Document extract section start
Monolithic’s Airform technology can be used to build culverts.
What’s more, this technology produces quality products for less money.
It is far less expensive to build a culvert by using an Airform than to build one any other way. This is especially true in the developing world. Here in the United States, we can contact a company that makes steel or concrete culverts, and, chances are, the desired product can be delivered in a matter of hours. Not true in other parts of the world – and even here it’s not always possible, especially if you need a custom culvert.
But by using an Airform, custom culverts, particularly very large ones, can be constructed easily and economically.
Here’s the process:
It’s fast, simple, extremely secure and can be done anywhere. The concrete doesn’t even have to be shot in place; it can be spread by hand.
In many parts of the world, a three-foot-diameter culvert is all that is needed to make a back-country road serviceable. These culverts are not only easy to build, but can be constructed in multiples. If a stream is large enough, three-foot-diameter culverts can be built in multiples of five or ten to let the stream move through.
Document extract section end
Study material section start
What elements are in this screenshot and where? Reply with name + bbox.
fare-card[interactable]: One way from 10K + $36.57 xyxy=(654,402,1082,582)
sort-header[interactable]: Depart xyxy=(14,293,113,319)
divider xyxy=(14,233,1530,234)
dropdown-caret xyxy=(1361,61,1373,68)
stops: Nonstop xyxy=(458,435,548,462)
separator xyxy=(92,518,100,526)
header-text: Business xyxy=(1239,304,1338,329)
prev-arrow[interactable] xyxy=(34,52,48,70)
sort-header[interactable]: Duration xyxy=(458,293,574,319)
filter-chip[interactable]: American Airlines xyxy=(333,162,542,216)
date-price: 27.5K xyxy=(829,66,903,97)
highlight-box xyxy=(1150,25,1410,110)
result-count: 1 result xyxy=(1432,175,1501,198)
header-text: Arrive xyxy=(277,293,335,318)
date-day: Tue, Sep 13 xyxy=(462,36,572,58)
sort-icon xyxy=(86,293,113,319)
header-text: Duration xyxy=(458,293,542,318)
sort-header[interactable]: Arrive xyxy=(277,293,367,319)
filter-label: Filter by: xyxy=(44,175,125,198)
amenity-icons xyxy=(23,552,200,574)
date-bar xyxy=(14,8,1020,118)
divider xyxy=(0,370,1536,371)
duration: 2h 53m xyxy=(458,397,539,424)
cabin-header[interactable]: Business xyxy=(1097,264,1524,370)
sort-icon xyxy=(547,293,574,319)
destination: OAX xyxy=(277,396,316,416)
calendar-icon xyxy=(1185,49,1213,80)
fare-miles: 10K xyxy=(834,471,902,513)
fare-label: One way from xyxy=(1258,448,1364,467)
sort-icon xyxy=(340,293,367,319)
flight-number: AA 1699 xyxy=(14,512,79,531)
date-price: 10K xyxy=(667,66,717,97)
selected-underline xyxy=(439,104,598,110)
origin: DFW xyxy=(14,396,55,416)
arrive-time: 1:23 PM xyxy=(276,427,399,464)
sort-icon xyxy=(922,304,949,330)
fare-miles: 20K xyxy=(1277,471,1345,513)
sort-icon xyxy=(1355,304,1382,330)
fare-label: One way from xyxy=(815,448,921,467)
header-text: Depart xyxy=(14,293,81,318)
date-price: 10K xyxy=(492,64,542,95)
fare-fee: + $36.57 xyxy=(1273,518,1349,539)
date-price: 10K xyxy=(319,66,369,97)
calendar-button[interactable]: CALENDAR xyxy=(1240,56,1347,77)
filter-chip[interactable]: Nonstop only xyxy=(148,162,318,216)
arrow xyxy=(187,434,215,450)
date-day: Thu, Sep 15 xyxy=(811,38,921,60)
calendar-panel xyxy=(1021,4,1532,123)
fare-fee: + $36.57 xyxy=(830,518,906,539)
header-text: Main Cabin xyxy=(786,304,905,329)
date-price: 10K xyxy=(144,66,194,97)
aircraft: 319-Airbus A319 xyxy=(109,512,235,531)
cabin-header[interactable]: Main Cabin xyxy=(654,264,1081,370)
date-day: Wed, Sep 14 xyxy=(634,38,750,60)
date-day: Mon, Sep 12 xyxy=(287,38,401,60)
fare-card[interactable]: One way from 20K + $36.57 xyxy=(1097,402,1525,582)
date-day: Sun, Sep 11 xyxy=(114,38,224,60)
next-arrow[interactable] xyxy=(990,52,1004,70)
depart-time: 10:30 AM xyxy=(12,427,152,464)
Study material section end
• _Your goal_
Pick up the text on building culverts with Airforms after its last sentence and continue it.

• _Written answer_
The tough, spray-in-place culvert
No doubt some people will fuss about spray-in-place culverts. The fussers will probably say, “We can’t be positive that they won’t leak.” Believe me, the others do leak! They have factory joints that leak!
But the spray-in-place culvert is a reinforced single unit, that is far tougher than a culvert made of fitted-together pieces.
Repairing existing culverts
Existing culverts can be shotcreted if they have diameters large enough for a crew to work in. Such shotcreting is not often done simply because most engineers don’t know about it. Nevertheless, shotcreting is an extremely viable alternative for repairing large culverts. Workers can go inside and attach new reinforcing and spray it in. This is far simpler than tearing up streets or roadways to put in a new culvert and, usually, it costs less. Using this technology, large drain pipes, including sewers, also can often be repaired.